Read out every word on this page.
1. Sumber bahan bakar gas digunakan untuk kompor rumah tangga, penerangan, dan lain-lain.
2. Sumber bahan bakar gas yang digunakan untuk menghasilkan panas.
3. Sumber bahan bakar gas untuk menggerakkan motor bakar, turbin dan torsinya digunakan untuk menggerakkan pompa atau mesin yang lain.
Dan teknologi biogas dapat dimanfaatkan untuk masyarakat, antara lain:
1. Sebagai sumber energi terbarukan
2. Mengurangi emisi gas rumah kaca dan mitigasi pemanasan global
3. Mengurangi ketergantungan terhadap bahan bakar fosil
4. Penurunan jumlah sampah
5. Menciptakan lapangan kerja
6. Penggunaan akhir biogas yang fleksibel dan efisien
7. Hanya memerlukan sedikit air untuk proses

### THE TASK
Write the material out again in its entirety, exactly as shown.

### IN RESPONSE
Read out every word on this page.
1. Sumber bahan bakar gas digunakan untuk kompor rumah tangga, penerangan, dan lain-lain.
2. Sumber bahan bakar gas yang digunakan untuk menghasilkan panas.
3. Sumber bahan bakar gas untuk menggerakkan motor bakar, turbin dan torsinya digunakan untuk menggerakkan pompa atau mesin yang lain.
Dan teknologi biogas dapat dimanfaatkan untuk masyarakat, antara lain:
1. Sebagai sumber energi terbarukan
2. Mengurangi emisi gas rumah kaca dan mitigasi pemanasan global
3. Mengurangi ketergantungan terhadap bahan bakar fosil
4. Penurunan jumlah sampah
5. Menciptakan lapangan kerja
6. Penggunaan akhir biogas yang fleksibel dan efisien
7. Hanya memerlukan sedikit air untuk proses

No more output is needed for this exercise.